◆ Set problem
Output the material word for word. Leave each picture out.

Figure dataset records:
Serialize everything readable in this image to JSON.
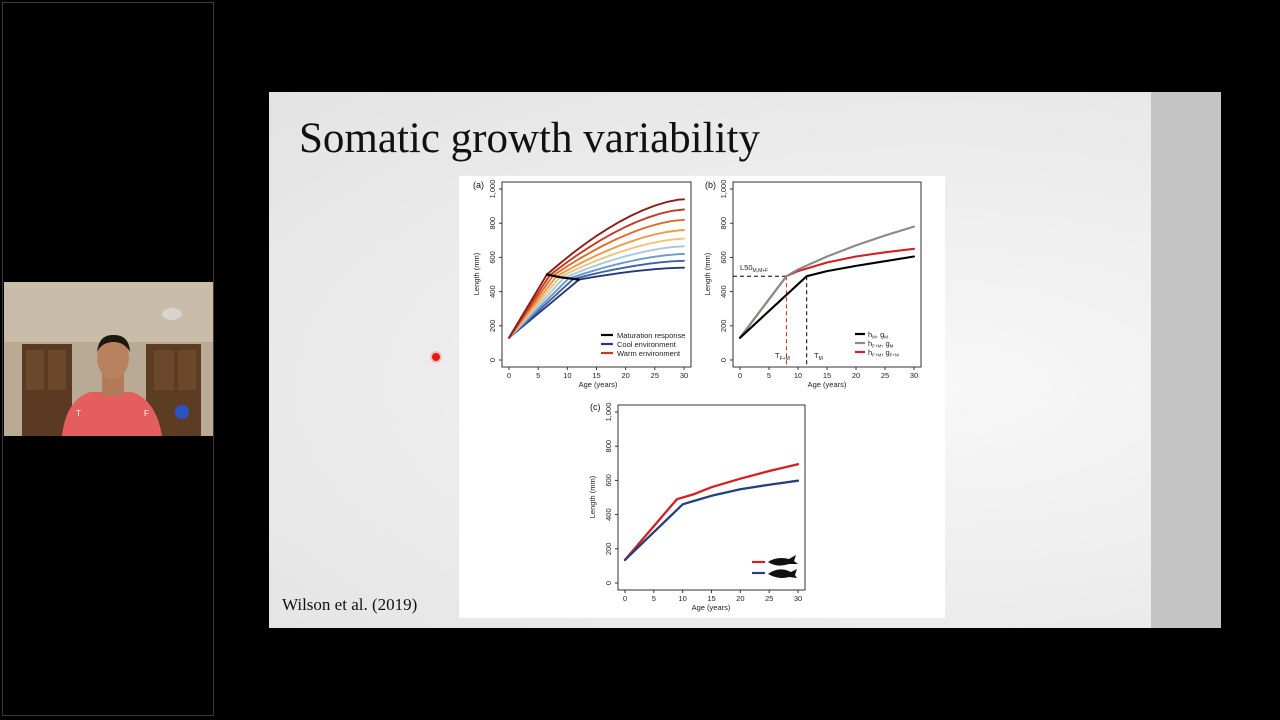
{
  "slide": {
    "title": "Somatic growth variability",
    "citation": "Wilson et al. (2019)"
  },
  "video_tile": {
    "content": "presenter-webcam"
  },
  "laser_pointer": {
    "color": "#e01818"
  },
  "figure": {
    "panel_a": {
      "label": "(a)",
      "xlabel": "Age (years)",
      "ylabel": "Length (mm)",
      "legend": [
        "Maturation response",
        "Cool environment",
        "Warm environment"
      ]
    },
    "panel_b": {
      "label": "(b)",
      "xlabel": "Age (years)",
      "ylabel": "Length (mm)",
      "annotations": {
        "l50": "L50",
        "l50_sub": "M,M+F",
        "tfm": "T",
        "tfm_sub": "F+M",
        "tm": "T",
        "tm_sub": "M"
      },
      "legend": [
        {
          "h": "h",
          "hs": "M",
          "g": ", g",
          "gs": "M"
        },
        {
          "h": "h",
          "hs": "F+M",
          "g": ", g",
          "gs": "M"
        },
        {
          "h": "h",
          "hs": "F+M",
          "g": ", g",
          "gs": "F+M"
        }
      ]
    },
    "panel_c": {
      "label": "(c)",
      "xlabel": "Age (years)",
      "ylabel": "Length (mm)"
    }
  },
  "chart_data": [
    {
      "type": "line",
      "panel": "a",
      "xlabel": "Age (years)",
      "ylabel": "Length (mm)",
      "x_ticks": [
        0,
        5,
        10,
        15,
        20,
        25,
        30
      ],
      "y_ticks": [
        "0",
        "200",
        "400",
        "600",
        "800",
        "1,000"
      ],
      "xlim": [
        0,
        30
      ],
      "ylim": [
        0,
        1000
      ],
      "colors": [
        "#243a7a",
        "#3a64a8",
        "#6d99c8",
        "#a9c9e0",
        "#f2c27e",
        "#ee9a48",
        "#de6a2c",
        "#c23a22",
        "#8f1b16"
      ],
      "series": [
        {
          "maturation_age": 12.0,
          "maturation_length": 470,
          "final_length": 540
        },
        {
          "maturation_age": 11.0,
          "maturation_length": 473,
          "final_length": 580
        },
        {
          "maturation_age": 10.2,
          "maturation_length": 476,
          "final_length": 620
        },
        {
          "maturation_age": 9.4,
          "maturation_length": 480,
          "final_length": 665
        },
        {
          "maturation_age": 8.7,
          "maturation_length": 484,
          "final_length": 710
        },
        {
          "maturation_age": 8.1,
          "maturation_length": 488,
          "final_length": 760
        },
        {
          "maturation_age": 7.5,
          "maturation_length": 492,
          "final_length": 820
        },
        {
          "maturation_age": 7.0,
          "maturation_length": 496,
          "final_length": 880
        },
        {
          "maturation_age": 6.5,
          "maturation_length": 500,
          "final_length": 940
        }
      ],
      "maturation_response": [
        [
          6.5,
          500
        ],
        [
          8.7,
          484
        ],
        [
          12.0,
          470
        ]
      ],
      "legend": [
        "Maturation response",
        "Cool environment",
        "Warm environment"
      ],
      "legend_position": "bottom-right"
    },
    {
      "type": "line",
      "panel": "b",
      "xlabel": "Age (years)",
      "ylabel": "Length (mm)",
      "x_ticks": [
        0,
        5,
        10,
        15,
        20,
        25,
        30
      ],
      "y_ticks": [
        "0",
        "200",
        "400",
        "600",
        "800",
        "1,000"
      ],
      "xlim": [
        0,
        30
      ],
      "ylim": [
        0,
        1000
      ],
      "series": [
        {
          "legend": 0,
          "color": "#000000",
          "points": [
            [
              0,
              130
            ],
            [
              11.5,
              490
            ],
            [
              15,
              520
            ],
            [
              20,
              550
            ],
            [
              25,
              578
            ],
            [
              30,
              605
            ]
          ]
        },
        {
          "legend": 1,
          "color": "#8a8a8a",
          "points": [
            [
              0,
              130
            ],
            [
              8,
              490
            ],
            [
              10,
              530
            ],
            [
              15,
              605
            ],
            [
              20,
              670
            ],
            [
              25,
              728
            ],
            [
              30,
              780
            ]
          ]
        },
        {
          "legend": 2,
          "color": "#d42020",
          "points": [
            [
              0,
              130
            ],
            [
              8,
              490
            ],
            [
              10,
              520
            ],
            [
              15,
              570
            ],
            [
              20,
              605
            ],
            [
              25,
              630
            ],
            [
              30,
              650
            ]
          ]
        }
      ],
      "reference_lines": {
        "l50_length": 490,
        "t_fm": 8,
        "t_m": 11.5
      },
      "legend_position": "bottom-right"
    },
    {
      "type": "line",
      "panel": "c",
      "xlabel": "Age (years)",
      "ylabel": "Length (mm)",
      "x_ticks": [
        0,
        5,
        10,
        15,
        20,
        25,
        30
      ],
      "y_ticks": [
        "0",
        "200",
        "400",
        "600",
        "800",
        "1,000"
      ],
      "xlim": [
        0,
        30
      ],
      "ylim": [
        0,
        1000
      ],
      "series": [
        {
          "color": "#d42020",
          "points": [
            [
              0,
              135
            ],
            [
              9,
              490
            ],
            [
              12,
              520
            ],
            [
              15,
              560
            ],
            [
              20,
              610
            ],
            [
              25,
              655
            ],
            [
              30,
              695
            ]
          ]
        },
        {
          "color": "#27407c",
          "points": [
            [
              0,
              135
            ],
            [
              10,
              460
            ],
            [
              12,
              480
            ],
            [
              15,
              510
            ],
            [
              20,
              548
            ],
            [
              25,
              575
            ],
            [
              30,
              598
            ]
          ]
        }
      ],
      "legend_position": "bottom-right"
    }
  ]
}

◆ Reply to the exercise
Serialize everything readable in this image to JSON.
{
  "slide": {
    "title": "Somatic growth variability",
    "citation": "Wilson et al. (2019)"
  },
  "video_tile": {
    "content": "presenter-webcam"
  },
  "laser_pointer": {
    "color": "#e01818"
  },
  "figure": {
    "panel_a": {
      "label": "(a)",
      "xlabel": "Age (years)",
      "ylabel": "Length (mm)",
      "legend": [
        "Maturation response",
        "Cool environment",
        "Warm environment"
      ]
    },
    "panel_b": {
      "label": "(b)",
      "xlabel": "Age (years)",
      "ylabel": "Length (mm)",
      "annotations": {
        "l50": "L50",
        "l50_sub": "M,M+F",
        "tfm": "T",
        "tfm_sub": "F+M",
        "tm": "T",
        "tm_sub": "M"
      },
      "legend": [
        {
          "h": "h",
          "hs": "M",
          "g": ", g",
          "gs": "M"
        },
        {
          "h": "h",
          "hs": "F+M",
          "g": ", g",
          "gs": "M"
        },
        {
          "h": "h",
          "hs": "F+M",
          "g": ", g",
          "gs": "F+M"
        }
      ]
    },
    "panel_c": {
      "label": "(c)",
      "xlabel": "Age (years)",
      "ylabel": "Length (mm)"
    }
  },
  "chart_data": [
    {
      "type": "line",
      "panel": "a",
      "xlabel": "Age (years)",
      "ylabel": "Length (mm)",
      "x_ticks": [
        0,
        5,
        10,
        15,
        20,
        25,
        30
      ],
      "y_ticks": [
        "0",
        "200",
        "400",
        "600",
        "800",
        "1,000"
      ],
      "xlim": [
        0,
        30
      ],
      "ylim": [
        0,
        1000
      ],
      "colors": [
        "#243a7a",
        "#3a64a8",
        "#6d99c8",
        "#a9c9e0",
        "#f2c27e",
        "#ee9a48",
        "#de6a2c",
        "#c23a22",
        "#8f1b16"
      ],
      "series": [
        {
          "maturation_age": 12.0,
          "maturation_length": 470,
          "final_length": 540
        },
        {
          "maturation_age": 11.0,
          "maturation_length": 473,
          "final_length": 580
        },
        {
          "maturation_age": 10.2,
          "maturation_length": 476,
          "final_length": 620
        },
        {
          "maturation_age": 9.4,
          "maturation_length": 480,
          "final_length": 665
        },
        {
          "maturation_age": 8.7,
          "maturation_length": 484,
          "final_length": 710
        },
        {
          "maturation_age": 8.1,
          "maturation_length": 488,
          "final_length": 760
        },
        {
          "maturation_age": 7.5,
          "maturation_length": 492,
          "final_length": 820
        },
        {
          "maturation_age": 7.0,
          "maturation_length": 496,
          "final_length": 880
        },
        {
          "maturation_age": 6.5,
          "maturation_length": 500,
          "final_length": 940
        }
      ],
      "maturation_response": [
        [
          6.5,
          500
        ],
        [
          8.7,
          484
        ],
        [
          12.0,
          470
        ]
      ],
      "legend": [
        "Maturation response",
        "Cool environment",
        "Warm environment"
      ],
      "legend_position": "bottom-right"
    },
    {
      "type": "line",
      "panel": "b",
      "xlabel": "Age (years)",
      "ylabel": "Length (mm)",
      "x_ticks": [
        0,
        5,
        10,
        15,
        20,
        25,
        30
      ],
      "y_ticks": [
        "0",
        "200",
        "400",
        "600",
        "800",
        "1,000"
      ],
      "xlim": [
        0,
        30
      ],
      "ylim": [
        0,
        1000
      ],
      "series": [
        {
          "legend": 0,
          "color": "#000000",
          "points": [
            [
              0,
              130
            ],
            [
              11.5,
              490
            ],
            [
              15,
              520
            ],
            [
              20,
              550
            ],
            [
              25,
              578
            ],
            [
              30,
              605
            ]
          ]
        },
        {
          "legend": 1,
          "color": "#8a8a8a",
          "points": [
            [
              0,
              130
            ],
            [
              8,
              490
            ],
            [
              10,
              530
            ],
            [
              15,
              605
            ],
            [
              20,
              670
            ],
            [
              25,
              728
            ],
            [
              30,
              780
            ]
          ]
        },
        {
          "legend": 2,
          "color": "#d42020",
          "points": [
            [
              0,
              130
            ],
            [
              8,
              490
            ],
            [
              10,
              520
            ],
            [
              15,
              570
            ],
            [
              20,
              605
            ],
            [
              25,
              630
            ],
            [
              30,
              650
            ]
          ]
        }
      ],
      "reference_lines": {
        "l50_length": 490,
        "t_fm": 8,
        "t_m": 11.5
      },
      "legend_position": "bottom-right"
    },
    {
      "type": "line",
      "panel": "c",
      "xlabel": "Age (years)",
      "ylabel": "Length (mm)",
      "x_ticks": [
        0,
        5,
        10,
        15,
        20,
        25,
        30
      ],
      "y_ticks": [
        "0",
        "200",
        "400",
        "600",
        "800",
        "1,000"
      ],
      "xlim": [
        0,
        30
      ],
      "ylim": [
        0,
        1000
      ],
      "series": [
        {
          "color": "#d42020",
          "points": [
            [
              0,
              135
            ],
            [
              9,
              490
            ],
            [
              12,
              520
            ],
            [
              15,
              560
            ],
            [
              20,
              610
            ],
            [
              25,
              655
            ],
            [
              30,
              695
            ]
          ]
        },
        {
          "color": "#27407c",
          "points": [
            [
              0,
              135
            ],
            [
              10,
              460
            ],
            [
              12,
              480
            ],
            [
              15,
              510
            ],
            [
              20,
              548
            ],
            [
              25,
              575
            ],
            [
              30,
              598
            ]
          ]
        }
      ],
      "legend_position": "bottom-right"
    }
  ]
}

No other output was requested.